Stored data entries
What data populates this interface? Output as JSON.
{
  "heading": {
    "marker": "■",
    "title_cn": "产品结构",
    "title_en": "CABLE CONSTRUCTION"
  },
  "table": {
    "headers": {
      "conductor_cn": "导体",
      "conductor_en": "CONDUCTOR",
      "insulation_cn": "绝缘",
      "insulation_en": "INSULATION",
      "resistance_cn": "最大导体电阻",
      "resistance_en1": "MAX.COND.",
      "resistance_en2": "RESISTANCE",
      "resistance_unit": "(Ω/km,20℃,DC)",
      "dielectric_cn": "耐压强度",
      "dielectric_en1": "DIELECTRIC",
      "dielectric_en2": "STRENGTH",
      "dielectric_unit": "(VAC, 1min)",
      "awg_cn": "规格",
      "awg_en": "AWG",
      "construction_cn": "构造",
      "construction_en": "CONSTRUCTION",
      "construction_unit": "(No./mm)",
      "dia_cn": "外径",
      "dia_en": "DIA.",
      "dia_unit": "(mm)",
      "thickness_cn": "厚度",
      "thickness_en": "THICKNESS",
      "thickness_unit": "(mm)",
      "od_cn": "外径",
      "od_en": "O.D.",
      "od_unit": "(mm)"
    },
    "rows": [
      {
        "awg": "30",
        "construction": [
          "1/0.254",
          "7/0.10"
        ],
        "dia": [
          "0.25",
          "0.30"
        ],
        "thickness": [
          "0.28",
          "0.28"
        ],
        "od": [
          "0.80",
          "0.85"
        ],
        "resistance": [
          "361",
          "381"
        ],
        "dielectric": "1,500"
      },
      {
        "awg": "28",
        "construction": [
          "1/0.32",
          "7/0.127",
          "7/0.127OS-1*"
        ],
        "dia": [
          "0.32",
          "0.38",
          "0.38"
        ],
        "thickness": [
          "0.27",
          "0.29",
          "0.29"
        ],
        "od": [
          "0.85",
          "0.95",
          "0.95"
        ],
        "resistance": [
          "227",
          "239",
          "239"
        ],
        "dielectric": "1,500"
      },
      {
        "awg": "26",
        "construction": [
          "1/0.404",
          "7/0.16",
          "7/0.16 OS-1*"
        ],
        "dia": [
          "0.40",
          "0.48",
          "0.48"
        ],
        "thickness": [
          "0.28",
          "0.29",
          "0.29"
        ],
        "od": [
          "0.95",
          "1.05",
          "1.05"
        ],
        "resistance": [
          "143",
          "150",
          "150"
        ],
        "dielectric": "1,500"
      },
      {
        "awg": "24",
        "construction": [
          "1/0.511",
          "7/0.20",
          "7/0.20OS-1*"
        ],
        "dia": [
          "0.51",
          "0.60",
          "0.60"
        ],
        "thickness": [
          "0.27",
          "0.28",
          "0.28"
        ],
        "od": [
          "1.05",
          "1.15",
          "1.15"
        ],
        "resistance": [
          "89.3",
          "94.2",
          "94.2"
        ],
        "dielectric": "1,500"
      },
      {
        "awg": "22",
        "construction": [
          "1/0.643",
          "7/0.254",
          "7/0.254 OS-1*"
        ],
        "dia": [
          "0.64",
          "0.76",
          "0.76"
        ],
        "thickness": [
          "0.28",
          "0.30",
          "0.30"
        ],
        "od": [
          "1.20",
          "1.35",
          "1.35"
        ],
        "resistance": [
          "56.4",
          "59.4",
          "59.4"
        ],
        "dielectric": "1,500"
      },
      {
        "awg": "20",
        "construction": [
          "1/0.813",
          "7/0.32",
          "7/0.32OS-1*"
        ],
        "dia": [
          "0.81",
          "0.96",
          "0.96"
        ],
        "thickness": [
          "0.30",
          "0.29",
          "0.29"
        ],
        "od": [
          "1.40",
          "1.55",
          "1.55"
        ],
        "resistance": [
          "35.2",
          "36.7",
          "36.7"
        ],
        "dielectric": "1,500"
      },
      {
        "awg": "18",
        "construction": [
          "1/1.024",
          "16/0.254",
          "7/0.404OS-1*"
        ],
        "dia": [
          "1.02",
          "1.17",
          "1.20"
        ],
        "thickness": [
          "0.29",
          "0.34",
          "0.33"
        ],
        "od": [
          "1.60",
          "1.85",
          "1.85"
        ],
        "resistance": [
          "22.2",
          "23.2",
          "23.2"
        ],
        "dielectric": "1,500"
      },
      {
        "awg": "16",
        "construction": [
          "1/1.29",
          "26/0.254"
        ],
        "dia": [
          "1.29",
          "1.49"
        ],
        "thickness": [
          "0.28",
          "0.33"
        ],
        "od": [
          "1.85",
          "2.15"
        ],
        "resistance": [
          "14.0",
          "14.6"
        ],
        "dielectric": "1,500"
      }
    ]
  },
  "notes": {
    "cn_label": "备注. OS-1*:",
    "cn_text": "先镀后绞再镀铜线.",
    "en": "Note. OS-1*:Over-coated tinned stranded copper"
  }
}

● SET PROBLEM
Give all the records again. Match them exactly.

● THE RESULT
What data populates this interface? Output as JSON.
{
  "heading": {
    "marker": "■",
    "title_cn": "产品结构",
    "title_en": "CABLE CONSTRUCTION"
  },
  "table": {
    "headers": {
      "conductor_cn": "导体",
      "conductor_en": "CONDUCTOR",
      "insulation_cn": "绝缘",
      "insulation_en": "INSULATION",
      "resistance_cn": "最大导体电阻",
      "resistance_en1": "MAX.COND.",
      "resistance_en2": "RESISTANCE",
      "resistance_unit": "(Ω/km,20℃,DC)",
      "dielectric_cn": "耐压强度",
      "dielectric_en1": "DIELECTRIC",
      "dielectric_en2": "STRENGTH",
      "dielectric_unit": "(VAC, 1min)",
      "awg_cn": "规格",
      "awg_en": "AWG",
      "construction_cn": "构造",
      "construction_en": "CONSTRUCTION",
      "construction_unit": "(No./mm)",
      "dia_cn": "外径",
      "dia_en": "DIA.",
      "dia_unit": "(mm)",
      "thickness_cn": "厚度",
      "thickness_en": "THICKNESS",
      "thickness_unit": "(mm)",
      "od_cn": "外径",
      "od_en": "O.D.",
      "od_unit": "(mm)"
    },
    "rows": [
      {
        "awg": "30",
        "construction": [
          "1/0.254",
          "7/0.10"
        ],
        "dia": [
          "0.25",
          "0.30"
        ],
        "thickness": [
          "0.28",
          "0.28"
        ],
        "od": [
          "0.80",
          "0.85"
        ],
        "resistance": [
          "361",
          "381"
        ],
        "dielectric": "1,500"
      },
      {
        "awg": "28",
        "construction": [
          "1/0.32",
          "7/0.127",
          "7/0.127OS-1*"
        ],
        "dia": [
          "0.32",
          "0.38",
          "0.38"
        ],
        "thickness": [
          "0.27",
          "0.29",
          "0.29"
        ],
        "od": [
          "0.85",
          "0.95",
          "0.95"
        ],
        "resistance": [
          "227",
          "239",
          "239"
        ],
        "dielectric": "1,500"
      },
      {
        "awg": "26",
        "construction": [
          "1/0.404",
          "7/0.16",
          "7/0.16 OS-1*"
        ],
        "dia": [
          "0.40",
          "0.48",
          "0.48"
        ],
        "thickness": [
          "0.28",
          "0.29",
          "0.29"
        ],
        "od": [
          "0.95",
          "1.05",
          "1.05"
        ],
        "resistance": [
          "143",
          "150",
          "150"
        ],
        "dielectric": "1,500"
      },
      {
        "awg": "24",
        "construction": [
          "1/0.511",
          "7/0.20",
          "7/0.20OS-1*"
        ],
        "dia": [
          "0.51",
          "0.60",
          "0.60"
        ],
        "thickness": [
          "0.27",
          "0.28",
          "0.28"
        ],
        "od": [
          "1.05",
          "1.15",
          "1.15"
        ],
        "resistance": [
          "89.3",
          "94.2",
          "94.2"
        ],
        "dielectric": "1,500"
      },
      {
        "awg": "22",
        "construction": [
          "1/0.643",
          "7/0.254",
          "7/0.254 OS-1*"
        ],
        "dia": [
          "0.64",
          "0.76",
          "0.76"
        ],
        "thickness": [
          "0.28",
          "0.30",
          "0.30"
        ],
        "od": [
          "1.20",
          "1.35",
          "1.35"
        ],
        "resistance": [
          "56.4",
          "59.4",
          "59.4"
        ],
        "dielectric": "1,500"
      },
      {
        "awg": "20",
        "construction": [
          "1/0.813",
          "7/0.32",
          "7/0.32OS-1*"
        ],
        "dia": [
          "0.81",
          "0.96",
          "0.96"
        ],
        "thickness": [
          "0.30",
          "0.29",
          "0.29"
        ],
        "od": [
          "1.40",
          "1.55",
          "1.55"
        ],
        "resistance": [
          "35.2",
          "36.7",
          "36.7"
        ],
        "dielectric": "1,500"
      },
      {
        "awg": "18",
        "construction": [
          "1/1.024",
          "16/0.254",
          "7/0.404OS-1*"
        ],
        "dia": [
          "1.02",
          "1.17",
          "1.20"
        ],
        "thickness": [
          "0.29",
          "0.34",
          "0.33"
        ],
        "od": [
          "1.60",
          "1.85",
          "1.85"
        ],
        "resistance": [
          "22.2",
          "23.2",
          "23.2"
        ],
        "dielectric": "1,500"
      },
      {
        "awg": "16",
        "construction": [
          "1/1.29",
          "26/0.254"
        ],
        "dia": [
          "1.29",
          "1.49"
        ],
        "thickness": [
          "0.28",
          "0.33"
        ],
        "od": [
          "1.85",
          "2.15"
        ],
        "resistance": [
          "14.0",
          "14.6"
        ],
        "dielectric": "1,500"
      }
    ]
  },
  "notes": {
    "cn_label": "备注. OS-1*:",
    "cn_text": "先镀后绞再镀铜线.",
    "en": "Note. OS-1*:Over-coated tinned stranded copper"
  }
}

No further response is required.